◆ Try it
Retype all of the data that follows, line for line.

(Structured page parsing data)
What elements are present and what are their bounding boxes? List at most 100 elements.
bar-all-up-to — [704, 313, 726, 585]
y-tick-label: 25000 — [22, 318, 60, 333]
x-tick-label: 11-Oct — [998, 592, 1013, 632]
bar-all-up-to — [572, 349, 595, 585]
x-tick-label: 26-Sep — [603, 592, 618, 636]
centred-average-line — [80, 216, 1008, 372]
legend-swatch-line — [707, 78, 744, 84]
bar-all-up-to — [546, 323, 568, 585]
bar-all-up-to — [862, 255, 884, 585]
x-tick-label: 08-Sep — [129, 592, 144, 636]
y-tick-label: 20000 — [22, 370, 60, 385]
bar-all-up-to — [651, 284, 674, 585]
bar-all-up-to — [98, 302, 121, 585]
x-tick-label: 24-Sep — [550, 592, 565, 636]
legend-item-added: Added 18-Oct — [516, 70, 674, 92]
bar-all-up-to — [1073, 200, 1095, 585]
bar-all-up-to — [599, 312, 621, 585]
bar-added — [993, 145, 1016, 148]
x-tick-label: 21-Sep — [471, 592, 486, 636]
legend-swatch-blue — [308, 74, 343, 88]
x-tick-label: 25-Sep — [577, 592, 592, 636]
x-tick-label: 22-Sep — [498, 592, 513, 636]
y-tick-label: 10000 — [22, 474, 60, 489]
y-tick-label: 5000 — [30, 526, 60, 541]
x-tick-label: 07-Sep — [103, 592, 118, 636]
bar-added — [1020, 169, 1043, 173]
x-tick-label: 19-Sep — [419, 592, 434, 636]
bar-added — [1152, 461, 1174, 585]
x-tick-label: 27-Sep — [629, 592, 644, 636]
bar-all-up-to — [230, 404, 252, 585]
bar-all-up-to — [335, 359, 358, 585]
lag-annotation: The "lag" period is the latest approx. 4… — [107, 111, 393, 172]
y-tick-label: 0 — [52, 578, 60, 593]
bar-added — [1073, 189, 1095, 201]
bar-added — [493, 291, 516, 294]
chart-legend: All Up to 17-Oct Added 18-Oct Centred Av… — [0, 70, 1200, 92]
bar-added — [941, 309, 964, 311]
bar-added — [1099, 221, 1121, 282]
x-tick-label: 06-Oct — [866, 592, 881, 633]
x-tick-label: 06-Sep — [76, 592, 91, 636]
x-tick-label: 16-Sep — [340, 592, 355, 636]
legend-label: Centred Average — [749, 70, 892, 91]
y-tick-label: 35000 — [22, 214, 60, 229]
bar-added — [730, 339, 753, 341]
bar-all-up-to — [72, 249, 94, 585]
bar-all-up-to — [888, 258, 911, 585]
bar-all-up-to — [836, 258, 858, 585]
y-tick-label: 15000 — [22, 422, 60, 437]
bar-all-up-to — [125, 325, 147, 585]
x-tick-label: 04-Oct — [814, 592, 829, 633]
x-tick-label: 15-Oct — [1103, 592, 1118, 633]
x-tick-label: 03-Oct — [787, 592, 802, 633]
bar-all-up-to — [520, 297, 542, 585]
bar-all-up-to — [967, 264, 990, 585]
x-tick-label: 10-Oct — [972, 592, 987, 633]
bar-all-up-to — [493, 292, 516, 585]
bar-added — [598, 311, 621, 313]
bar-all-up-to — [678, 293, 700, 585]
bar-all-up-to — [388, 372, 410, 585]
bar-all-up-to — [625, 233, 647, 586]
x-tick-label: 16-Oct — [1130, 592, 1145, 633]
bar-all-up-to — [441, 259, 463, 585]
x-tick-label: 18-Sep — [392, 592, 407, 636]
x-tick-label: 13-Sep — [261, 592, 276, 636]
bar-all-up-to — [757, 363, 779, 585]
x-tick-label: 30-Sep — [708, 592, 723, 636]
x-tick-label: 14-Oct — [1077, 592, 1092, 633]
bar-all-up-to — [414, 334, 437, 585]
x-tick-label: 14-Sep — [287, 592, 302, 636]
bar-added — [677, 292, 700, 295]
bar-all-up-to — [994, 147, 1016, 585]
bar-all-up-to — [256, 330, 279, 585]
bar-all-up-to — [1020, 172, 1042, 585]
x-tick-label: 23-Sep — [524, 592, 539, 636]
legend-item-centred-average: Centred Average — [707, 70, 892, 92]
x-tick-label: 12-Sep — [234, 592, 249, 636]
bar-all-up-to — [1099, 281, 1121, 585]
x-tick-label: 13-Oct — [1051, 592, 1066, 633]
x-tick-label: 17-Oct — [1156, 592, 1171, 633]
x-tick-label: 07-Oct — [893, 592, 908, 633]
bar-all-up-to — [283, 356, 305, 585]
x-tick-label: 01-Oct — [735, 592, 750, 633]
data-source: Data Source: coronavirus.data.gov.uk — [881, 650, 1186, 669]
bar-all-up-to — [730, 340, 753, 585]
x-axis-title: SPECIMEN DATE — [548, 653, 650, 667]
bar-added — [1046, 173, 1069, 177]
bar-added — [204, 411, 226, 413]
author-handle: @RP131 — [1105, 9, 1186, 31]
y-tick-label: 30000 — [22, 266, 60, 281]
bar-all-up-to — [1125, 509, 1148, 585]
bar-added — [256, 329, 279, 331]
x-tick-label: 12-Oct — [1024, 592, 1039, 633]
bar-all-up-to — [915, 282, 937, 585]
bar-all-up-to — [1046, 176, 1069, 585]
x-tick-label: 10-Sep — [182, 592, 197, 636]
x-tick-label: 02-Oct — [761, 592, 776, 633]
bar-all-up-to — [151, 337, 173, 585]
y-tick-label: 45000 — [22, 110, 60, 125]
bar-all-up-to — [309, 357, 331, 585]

◆ Response area
What elements are present and what are their bounding boxes? List at most 100 elements.
bar-all-up-to — [704, 313, 726, 585]
y-tick-label: 25000 — [22, 318, 60, 333]
x-tick-label: 11-Oct — [998, 592, 1013, 632]
bar-all-up-to — [572, 349, 595, 585]
x-tick-label: 26-Sep — [603, 592, 618, 636]
centred-average-line — [80, 216, 1008, 372]
legend-swatch-line — [707, 78, 744, 84]
bar-all-up-to — [546, 323, 568, 585]
bar-all-up-to — [862, 255, 884, 585]
x-tick-label: 08-Sep — [129, 592, 144, 636]
y-tick-label: 20000 — [22, 370, 60, 385]
bar-all-up-to — [651, 284, 674, 585]
bar-all-up-to — [98, 302, 121, 585]
x-tick-label: 24-Sep — [550, 592, 565, 636]
legend-item-added: Added 18-Oct — [516, 70, 674, 92]
bar-all-up-to — [1073, 200, 1095, 585]
bar-all-up-to — [599, 312, 621, 585]
bar-added — [993, 145, 1016, 148]
x-tick-label: 21-Sep — [471, 592, 486, 636]
legend-swatch-blue — [308, 74, 343, 88]
x-tick-label: 25-Sep — [577, 592, 592, 636]
x-tick-label: 22-Sep — [498, 592, 513, 636]
y-tick-label: 10000 — [22, 474, 60, 489]
y-tick-label: 5000 — [30, 526, 60, 541]
x-tick-label: 07-Sep — [103, 592, 118, 636]
bar-added — [1020, 169, 1043, 173]
x-tick-label: 19-Sep — [419, 592, 434, 636]
bar-added — [1152, 461, 1174, 585]
x-tick-label: 27-Sep — [629, 592, 644, 636]
bar-all-up-to — [230, 404, 252, 585]
bar-all-up-to — [335, 359, 358, 585]
lag-annotation: The "lag" period is the latest approx. 4… — [107, 111, 393, 172]
y-tick-label: 0 — [52, 578, 60, 593]
bar-added — [1073, 189, 1095, 201]
bar-added — [493, 291, 516, 294]
chart-legend: All Up to 17-Oct Added 18-Oct Centred Av… — [0, 70, 1200, 92]
bar-added — [941, 309, 964, 311]
bar-added — [1099, 221, 1121, 282]
x-tick-label: 06-Oct — [866, 592, 881, 633]
x-tick-label: 06-Sep — [76, 592, 91, 636]
x-tick-label: 16-Sep — [340, 592, 355, 636]
legend-label: Centred Average — [749, 70, 892, 91]
y-tick-label: 35000 — [22, 214, 60, 229]
bar-added — [730, 339, 753, 341]
bar-all-up-to — [72, 249, 94, 585]
bar-all-up-to — [888, 258, 911, 585]
bar-all-up-to — [836, 258, 858, 585]
y-tick-label: 15000 — [22, 422, 60, 437]
bar-all-up-to — [125, 325, 147, 585]
x-tick-label: 04-Oct — [814, 592, 829, 633]
x-tick-label: 15-Oct — [1103, 592, 1118, 633]
x-tick-label: 03-Oct — [787, 592, 802, 633]
bar-all-up-to — [520, 297, 542, 585]
bar-all-up-to — [967, 264, 990, 585]
x-tick-label: 10-Oct — [972, 592, 987, 633]
bar-all-up-to — [493, 292, 516, 585]
bar-added — [598, 311, 621, 313]
bar-all-up-to — [678, 293, 700, 585]
bar-all-up-to — [388, 372, 410, 585]
bar-all-up-to — [625, 233, 647, 586]
x-tick-label: 16-Oct — [1130, 592, 1145, 633]
bar-all-up-to — [441, 259, 463, 585]
x-tick-label: 18-Sep — [392, 592, 407, 636]
x-tick-label: 13-Sep — [261, 592, 276, 636]
bar-all-up-to — [757, 363, 779, 585]
x-tick-label: 30-Sep — [708, 592, 723, 636]
x-tick-label: 14-Oct — [1077, 592, 1092, 633]
bar-all-up-to — [414, 334, 437, 585]
x-tick-label: 14-Sep — [287, 592, 302, 636]
bar-added — [677, 292, 700, 295]
bar-all-up-to — [994, 147, 1016, 585]
bar-all-up-to — [256, 330, 279, 585]
bar-all-up-to — [1020, 172, 1042, 585]
x-tick-label: 23-Sep — [524, 592, 539, 636]
legend-item-centred-average: Centred Average — [707, 70, 892, 92]
x-tick-label: 12-Sep — [234, 592, 249, 636]
bar-all-up-to — [1099, 281, 1121, 585]
x-tick-label: 13-Oct — [1051, 592, 1066, 633]
x-tick-label: 17-Oct — [1156, 592, 1171, 633]
x-tick-label: 07-Oct — [893, 592, 908, 633]
bar-all-up-to — [283, 356, 305, 585]
x-tick-label: 01-Oct — [735, 592, 750, 633]
data-source: Data Source: coronavirus.data.gov.uk — [881, 650, 1186, 669]
bar-all-up-to — [730, 340, 753, 585]
x-axis-title: SPECIMEN DATE — [548, 653, 650, 667]
bar-added — [1046, 173, 1069, 177]
bar-added — [204, 411, 226, 413]
author-handle: @RP131 — [1105, 9, 1186, 31]
y-tick-label: 30000 — [22, 266, 60, 281]
bar-all-up-to — [1125, 509, 1148, 585]
bar-added — [256, 329, 279, 331]
x-tick-label: 12-Oct — [1024, 592, 1039, 633]
bar-all-up-to — [915, 282, 937, 585]
bar-all-up-to — [1046, 176, 1069, 585]
x-tick-label: 10-Sep — [182, 592, 197, 636]
x-tick-label: 02-Oct — [761, 592, 776, 633]
bar-all-up-to — [151, 337, 173, 585]
y-tick-label: 45000 — [22, 110, 60, 125]
bar-all-up-to — [309, 357, 331, 585]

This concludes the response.